Trecho do documento:
Retornemos a Mircea Eliade e sua invenção da tradição yoguica que se torna hegemônica entre os yogins modernos. Ele, um cientista europeu, naturalizado norte-americano conquista sua autoridade, nos círculos de consagração do poder acadêmico a partir de suas pesquisas sobre religiões "orientais" (ver P.Bourdieu). M.Eliade, essa "autoridade", tanto entre os colonizadores, e parte dos colonizados indianos, se junta a um clérigo da religião dominante da Índia colonizada por europeus, Surendranath Dasgupta que, igualmente a Eliade, é um acadêmico com doutoramento em Cambridge, portanto, goza da "autoridade" de um sacerdote e também "acadêmico" legitimado pelo colonizador. E, juntos, consagram Patanjali como a obra mais "filosófica e completa" sobre yoga de todos os tempos históricos, relegando as demais tradições e culturas yoguicas - igualmente legítimas, como os yogas jainistas, budistas e demais denominações heterodoxas ao hinduísmo - como "manuais preparatórios" ao Yoga Real ou da Realeza (Raja Yoga). Isso, perceba bem, não desmerece Patanjali e muito menos os yogas que se baseiam na cultura hinduísta que o Yoga-Sutras constrói sua Tradição. Mas é só mais uma cultura yoguica inventada e suas tradições, como todas as outras, transmitidas por gerações.

Tarefas:
#1 Liste todos os nomes de pessoas citados no trecho sobre Mircea Eliade e a tradição yoguica.
#2 Prossiga o trecho sobre Mircea Eliade e a tradição yoguica a partir da última frase.
Os registros não têm relação com o trecho.

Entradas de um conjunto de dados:
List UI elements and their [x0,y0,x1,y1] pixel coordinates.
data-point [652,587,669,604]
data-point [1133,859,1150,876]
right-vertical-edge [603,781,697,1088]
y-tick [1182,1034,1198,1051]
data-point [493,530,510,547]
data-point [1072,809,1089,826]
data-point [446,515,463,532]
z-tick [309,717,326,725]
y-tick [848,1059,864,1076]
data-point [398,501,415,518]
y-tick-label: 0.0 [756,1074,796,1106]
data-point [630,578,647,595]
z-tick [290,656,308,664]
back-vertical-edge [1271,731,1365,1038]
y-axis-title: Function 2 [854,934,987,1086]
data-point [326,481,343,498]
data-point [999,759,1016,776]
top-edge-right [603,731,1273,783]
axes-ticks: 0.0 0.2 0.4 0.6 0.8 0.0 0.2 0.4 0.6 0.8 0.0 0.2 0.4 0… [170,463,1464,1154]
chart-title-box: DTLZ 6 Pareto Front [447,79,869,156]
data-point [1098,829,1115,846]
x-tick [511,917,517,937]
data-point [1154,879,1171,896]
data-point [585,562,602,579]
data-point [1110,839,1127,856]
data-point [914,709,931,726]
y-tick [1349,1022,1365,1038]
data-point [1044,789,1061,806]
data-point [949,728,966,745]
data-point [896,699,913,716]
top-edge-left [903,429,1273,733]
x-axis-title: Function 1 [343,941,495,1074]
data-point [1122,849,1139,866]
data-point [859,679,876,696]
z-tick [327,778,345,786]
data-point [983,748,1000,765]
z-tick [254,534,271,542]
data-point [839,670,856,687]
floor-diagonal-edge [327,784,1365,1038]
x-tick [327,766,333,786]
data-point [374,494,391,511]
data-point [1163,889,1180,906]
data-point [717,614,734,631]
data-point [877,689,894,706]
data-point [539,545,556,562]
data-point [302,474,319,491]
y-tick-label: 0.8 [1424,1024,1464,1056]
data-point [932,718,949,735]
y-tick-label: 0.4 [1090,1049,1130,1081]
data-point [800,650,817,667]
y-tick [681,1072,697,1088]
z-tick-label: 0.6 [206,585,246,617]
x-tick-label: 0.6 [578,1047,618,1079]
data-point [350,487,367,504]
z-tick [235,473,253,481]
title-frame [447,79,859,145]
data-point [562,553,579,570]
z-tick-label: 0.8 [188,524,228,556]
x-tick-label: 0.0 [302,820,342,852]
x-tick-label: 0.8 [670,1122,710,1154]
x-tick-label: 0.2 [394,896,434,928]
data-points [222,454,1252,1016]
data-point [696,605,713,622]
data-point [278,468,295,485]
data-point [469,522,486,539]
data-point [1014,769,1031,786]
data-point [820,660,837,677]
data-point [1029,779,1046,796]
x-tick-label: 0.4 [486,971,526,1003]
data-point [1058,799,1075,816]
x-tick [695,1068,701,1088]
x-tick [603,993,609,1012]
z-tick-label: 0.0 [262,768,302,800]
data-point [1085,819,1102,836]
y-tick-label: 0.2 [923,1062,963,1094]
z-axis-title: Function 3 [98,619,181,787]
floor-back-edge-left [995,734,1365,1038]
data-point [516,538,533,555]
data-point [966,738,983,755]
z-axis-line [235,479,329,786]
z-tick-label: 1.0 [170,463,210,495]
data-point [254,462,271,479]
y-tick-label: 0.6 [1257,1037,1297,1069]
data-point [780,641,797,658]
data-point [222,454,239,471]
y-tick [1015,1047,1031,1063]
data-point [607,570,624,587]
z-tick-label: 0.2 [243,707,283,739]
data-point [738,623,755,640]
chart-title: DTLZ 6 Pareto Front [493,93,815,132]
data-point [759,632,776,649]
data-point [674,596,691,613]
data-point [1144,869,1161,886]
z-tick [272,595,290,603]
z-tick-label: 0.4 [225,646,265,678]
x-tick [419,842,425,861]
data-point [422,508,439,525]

Respostas:
#1 Mircea Eliade, P. Bourdieu, Surendranath Dasgupta, Patanjali

#2
A Tradição da Umbanda é um exemplo de transmissão religiosa oral. Não há nenhum texto "original", "raiz" que funda a Umbanda. A sua Cultura, retomo aqui minha tese, foi, majoritariamente (e continua assim), transmitida de forma CORP|ORAL. É a cada gira no terreiro que a tradição umbandista é atualizada no corpo do babalorixá. É ele, autorizado pelo seu círculo de consagração de poder, que outorga carisma nele transmitir sempre a verdade de sua cultura (leia M.Weber, Economia e Sociedade).
Weber definiu o carisma como uma certa qualidade da personalidade de um indivíduo em virtude da qual ele é considerado extraordinário e tratado como dotado de poderes ou qualidades sobrenaturais, super-humanas ou, ao menos, especificamente excepcionais.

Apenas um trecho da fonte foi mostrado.